▸ **TASK REQUIREMENTS**: Copy the records below exactly as they are written.

** START TASK MATERIAL **

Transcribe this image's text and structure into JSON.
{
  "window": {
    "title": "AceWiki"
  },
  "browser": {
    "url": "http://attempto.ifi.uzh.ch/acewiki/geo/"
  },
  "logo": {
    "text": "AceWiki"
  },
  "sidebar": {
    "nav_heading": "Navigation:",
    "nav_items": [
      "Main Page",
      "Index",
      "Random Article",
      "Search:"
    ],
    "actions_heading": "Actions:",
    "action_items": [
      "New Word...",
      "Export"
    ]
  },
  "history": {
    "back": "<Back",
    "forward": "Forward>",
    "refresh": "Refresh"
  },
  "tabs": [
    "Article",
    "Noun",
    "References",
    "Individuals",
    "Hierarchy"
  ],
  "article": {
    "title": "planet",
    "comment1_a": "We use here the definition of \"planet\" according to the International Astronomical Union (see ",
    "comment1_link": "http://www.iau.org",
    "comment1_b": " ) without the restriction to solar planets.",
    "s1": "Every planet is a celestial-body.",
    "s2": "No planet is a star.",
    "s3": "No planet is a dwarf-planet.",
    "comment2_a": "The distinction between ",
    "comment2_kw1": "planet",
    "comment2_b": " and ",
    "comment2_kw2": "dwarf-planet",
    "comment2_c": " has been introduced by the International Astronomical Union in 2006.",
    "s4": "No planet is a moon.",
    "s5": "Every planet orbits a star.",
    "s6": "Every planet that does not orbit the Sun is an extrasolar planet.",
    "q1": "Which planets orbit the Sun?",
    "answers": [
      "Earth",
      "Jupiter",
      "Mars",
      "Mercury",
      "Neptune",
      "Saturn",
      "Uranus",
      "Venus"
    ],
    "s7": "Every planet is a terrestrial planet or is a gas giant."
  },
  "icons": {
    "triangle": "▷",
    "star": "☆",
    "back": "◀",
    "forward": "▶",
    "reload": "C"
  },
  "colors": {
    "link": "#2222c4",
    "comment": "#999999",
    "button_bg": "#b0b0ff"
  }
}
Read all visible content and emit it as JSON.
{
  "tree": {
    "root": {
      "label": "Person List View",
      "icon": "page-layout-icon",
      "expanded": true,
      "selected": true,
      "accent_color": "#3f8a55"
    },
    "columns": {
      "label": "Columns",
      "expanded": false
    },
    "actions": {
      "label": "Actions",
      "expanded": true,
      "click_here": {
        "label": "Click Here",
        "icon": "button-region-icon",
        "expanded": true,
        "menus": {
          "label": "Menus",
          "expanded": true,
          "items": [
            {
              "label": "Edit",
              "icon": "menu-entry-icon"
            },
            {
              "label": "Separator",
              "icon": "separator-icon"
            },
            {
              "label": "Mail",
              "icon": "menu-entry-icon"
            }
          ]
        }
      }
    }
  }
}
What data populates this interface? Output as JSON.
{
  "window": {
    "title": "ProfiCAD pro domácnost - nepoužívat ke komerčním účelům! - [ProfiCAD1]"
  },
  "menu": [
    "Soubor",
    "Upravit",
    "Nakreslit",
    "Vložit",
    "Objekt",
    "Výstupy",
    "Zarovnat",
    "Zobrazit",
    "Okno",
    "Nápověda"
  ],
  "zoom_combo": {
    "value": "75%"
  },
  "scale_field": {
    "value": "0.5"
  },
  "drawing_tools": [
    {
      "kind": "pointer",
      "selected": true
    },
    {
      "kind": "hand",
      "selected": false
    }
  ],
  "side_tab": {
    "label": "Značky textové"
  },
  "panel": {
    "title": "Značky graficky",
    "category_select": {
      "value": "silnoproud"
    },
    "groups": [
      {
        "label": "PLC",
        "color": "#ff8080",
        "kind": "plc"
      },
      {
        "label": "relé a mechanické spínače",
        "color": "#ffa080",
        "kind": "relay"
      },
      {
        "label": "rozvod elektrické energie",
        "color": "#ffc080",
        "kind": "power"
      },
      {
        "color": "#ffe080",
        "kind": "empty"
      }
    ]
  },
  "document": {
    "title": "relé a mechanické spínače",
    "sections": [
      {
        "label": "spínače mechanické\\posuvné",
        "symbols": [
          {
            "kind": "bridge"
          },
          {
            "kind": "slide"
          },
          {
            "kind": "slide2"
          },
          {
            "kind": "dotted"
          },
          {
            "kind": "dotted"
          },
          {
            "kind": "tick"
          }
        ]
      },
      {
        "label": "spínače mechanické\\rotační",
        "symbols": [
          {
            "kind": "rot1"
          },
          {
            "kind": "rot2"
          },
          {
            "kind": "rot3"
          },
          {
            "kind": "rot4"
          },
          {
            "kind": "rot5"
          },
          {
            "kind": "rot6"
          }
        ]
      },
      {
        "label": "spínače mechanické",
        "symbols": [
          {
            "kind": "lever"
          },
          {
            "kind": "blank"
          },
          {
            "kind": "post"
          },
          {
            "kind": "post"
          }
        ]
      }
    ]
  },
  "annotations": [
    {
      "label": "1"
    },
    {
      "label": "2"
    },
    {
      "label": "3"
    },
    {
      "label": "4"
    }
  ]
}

** END TASK MATERIAL **

▸ **THE SOLUTION**:
Transcribe this image's text and structure into JSON.
{
  "window": {
    "title": "AceWiki"
  },
  "browser": {
    "url": "http://attempto.ifi.uzh.ch/acewiki/geo/"
  },
  "logo": {
    "text": "AceWiki"
  },
  "sidebar": {
    "nav_heading": "Navigation:",
    "nav_items": [
      "Main Page",
      "Index",
      "Random Article",
      "Search:"
    ],
    "actions_heading": "Actions:",
    "action_items": [
      "New Word...",
      "Export"
    ]
  },
  "history": {
    "back": "<Back",
    "forward": "Forward>",
    "refresh": "Refresh"
  },
  "tabs": [
    "Article",
    "Noun",
    "References",
    "Individuals",
    "Hierarchy"
  ],
  "article": {
    "title": "planet",
    "comment1_a": "We use here the definition of \"planet\" according to the International Astronomical Union (see ",
    "comment1_link": "http://www.iau.org",
    "comment1_b": " ) without the restriction to solar planets.",
    "s1": "Every planet is a celestial-body.",
    "s2": "No planet is a star.",
    "s3": "No planet is a dwarf-planet.",
    "comment2_a": "The distinction between ",
    "comment2_kw1": "planet",
    "comment2_b": " and ",
    "comment2_kw2": "dwarf-planet",
    "comment2_c": " has been introduced by the International Astronomical Union in 2006.",
    "s4": "No planet is a moon.",
    "s5": "Every planet orbits a star.",
    "s6": "Every planet that does not orbit the Sun is an extrasolar planet.",
    "q1": "Which planets orbit the Sun?",
    "answers": [
      "Earth",
      "Jupiter",
      "Mars",
      "Mercury",
      "Neptune",
      "Saturn",
      "Uranus",
      "Venus"
    ],
    "s7": "Every planet is a terrestrial planet or is a gas giant."
  },
  "icons": {
    "triangle": "▷",
    "star": "☆",
    "back": "◀",
    "forward": "▶",
    "reload": "C"
  },
  "colors": {
    "link": "#2222c4",
    "comment": "#999999",
    "button_bg": "#b0b0ff"
  }
}
Read all visible content and emit it as JSON.
{
  "tree": {
    "root": {
      "label": "Person List View",
      "icon": "page-layout-icon",
      "expanded": true,
      "selected": true,
      "accent_color": "#3f8a55"
    },
    "columns": {
      "label": "Columns",
      "expanded": false
    },
    "actions": {
      "label": "Actions",
      "expanded": true,
      "click_here": {
        "label": "Click Here",
        "icon": "button-region-icon",
        "expanded": true,
        "menus": {
          "label": "Menus",
          "expanded": true,
          "items": [
            {
              "label": "Edit",
              "icon": "menu-entry-icon"
            },
            {
              "label": "Separator",
              "icon": "separator-icon"
            },
            {
              "label": "Mail",
              "icon": "menu-entry-icon"
            }
          ]
        }
      }
    }
  }
}
What data populates this interface? Output as JSON.
{
  "window": {
    "title": "ProfiCAD pro domácnost - nepoužívat ke komerčním účelům! - [ProfiCAD1]"
  },
  "menu": [
    "Soubor",
    "Upravit",
    "Nakreslit",
    "Vložit",
    "Objekt",
    "Výstupy",
    "Zarovnat",
    "Zobrazit",
    "Okno",
    "Nápověda"
  ],
  "zoom_combo": {
    "value": "75%"
  },
  "scale_field": {
    "value": "0.5"
  },
  "drawing_tools": [
    {
      "kind": "pointer",
      "selected": true
    },
    {
      "kind": "hand",
      "selected": false
    }
  ],
  "side_tab": {
    "label": "Značky textové"
  },
  "panel": {
    "title": "Značky graficky",
    "category_select": {
      "value": "silnoproud"
    },
    "groups": [
      {
        "label": "PLC",
        "color": "#ff8080",
        "kind": "plc"
      },
      {
        "label": "relé a mechanické spínače",
        "color": "#ffa080",
        "kind": "relay"
      },
      {
        "label": "rozvod elektrické energie",
        "color": "#ffc080",
        "kind": "power"
      },
      {
        "color": "#ffe080",
        "kind": "empty"
      }
    ]
  },
  "document": {
    "title": "relé a mechanické spínače",
    "sections": [
      {
        "label": "spínače mechanické\\posuvné",
        "symbols": [
          {
            "kind": "bridge"
          },
          {
            "kind": "slide"
          },
          {
            "kind": "slide2"
          },
          {
            "kind": "dotted"
          },
          {
            "kind": "dotted"
          },
          {
            "kind": "tick"
          }
        ]
      },
      {
        "label": "spínače mechanické\\rotační",
        "symbols": [
          {
            "kind": "rot1"
          },
          {
            "kind": "rot2"
          },
          {
            "kind": "rot3"
          },
          {
            "kind": "rot4"
          },
          {
            "kind": "rot5"
          },
          {
            "kind": "rot6"
          }
        ]
      },
      {
        "label": "spínače mechanické",
        "symbols": [
          {
            "kind": "lever"
          },
          {
            "kind": "blank"
          },
          {
            "kind": "post"
          },
          {
            "kind": "post"
          }
        ]
      }
    ]
  },
  "annotations": [
    {
      "label": "1"
    },
    {
      "label": "2"
    },
    {
      "label": "3"
    },
    {
      "label": "4"
    }
  ]
}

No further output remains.